::: Stored data

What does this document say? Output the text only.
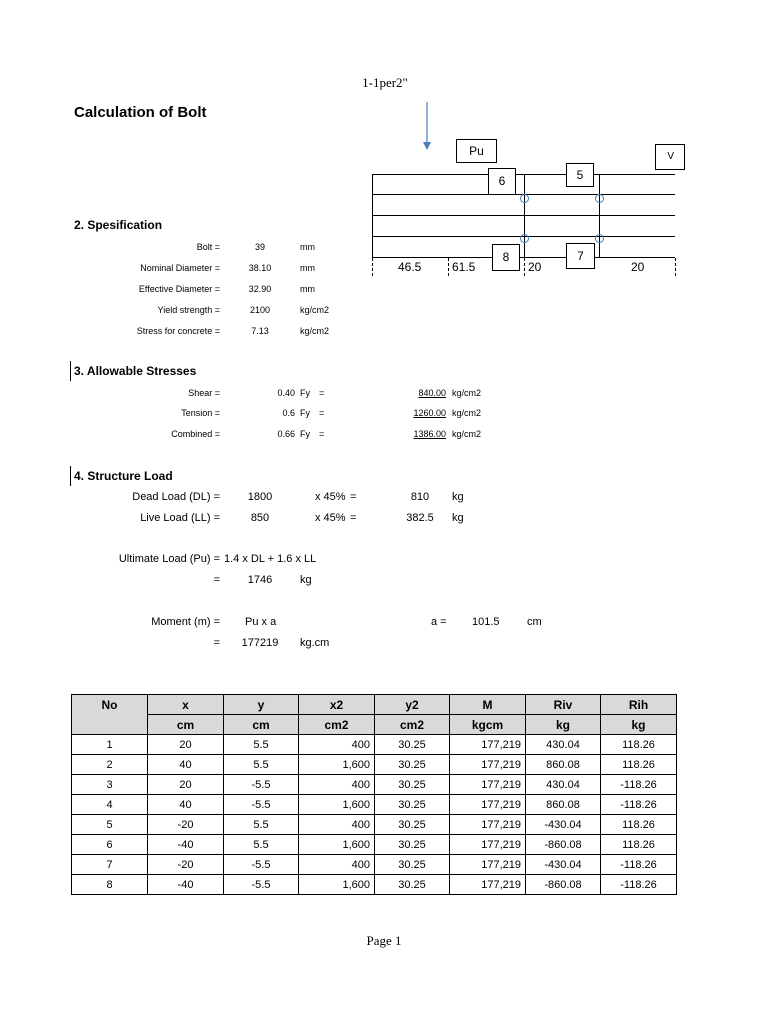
1-1per2"
Calculation of Bolt
Pu	V
6	5
8	7
46.5	61.5	20	20
2. Spesification
Bolt =	39	mm
Nominal Diameter =	38.10	mm
Effective Diameter =	32.90	mm
Yield strength =	2100	kg/cm2
Stress for concrete =	7.13	kg/cm2
3. Allowable Stresses
Shear =	0.40 Fy =	840.00 kg/cm2
Tension =	0.6 Fy =	1260.00 kg/cm2
Combined =	0.66 Fy =	1386.00 kg/cm2
4. Structure Load
Dead Load (DL) =	1800	x 45% =	810	kg
Live Load (LL) =	850	x 45% =	382.5	kg
Ultimate Load (Pu) = 1.4 x DL + 1.6 x LL
=	1746	kg
Moment (m) = Pu x a	a = 101.5 cm
=	177219	kg.cm
No	x	y	x2	y2	M	Riv	Rih
	cm	cm	cm2	cm2	kgcm	kg	kg
1	20	5.5	400	30.25	177,219	430.04	118.26
2	40	5.5	1,600	30.25	177,219	860.08	118.26
3	20	-5.5	400	30.25	177,219	430.04	-118.26
4	40	-5.5	1,600	30.25	177,219	860.08	-118.26
5	-20	5.5	400	30.25	177,219	-430.04	118.26
6	-40	5.5	1,600	30.25	177,219	-860.08	118.26
7	-20	-5.5	400	30.25	177,219	-430.04	-118.26
8	-40	-5.5	1,600	30.25	177,219	-860.08	-118.26
Page 1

::::::

* Work to do
Look for "Load" and pull out every line that has it.

* Problem solution
4. Structure Load
Dead Load (DL) =	1800	x 45% =	810	kg
Live Load (LL) =	850	x 45% =	382.5	kg
Ultimate Load (Pu) = 1.4 x DL + 1.6 x LL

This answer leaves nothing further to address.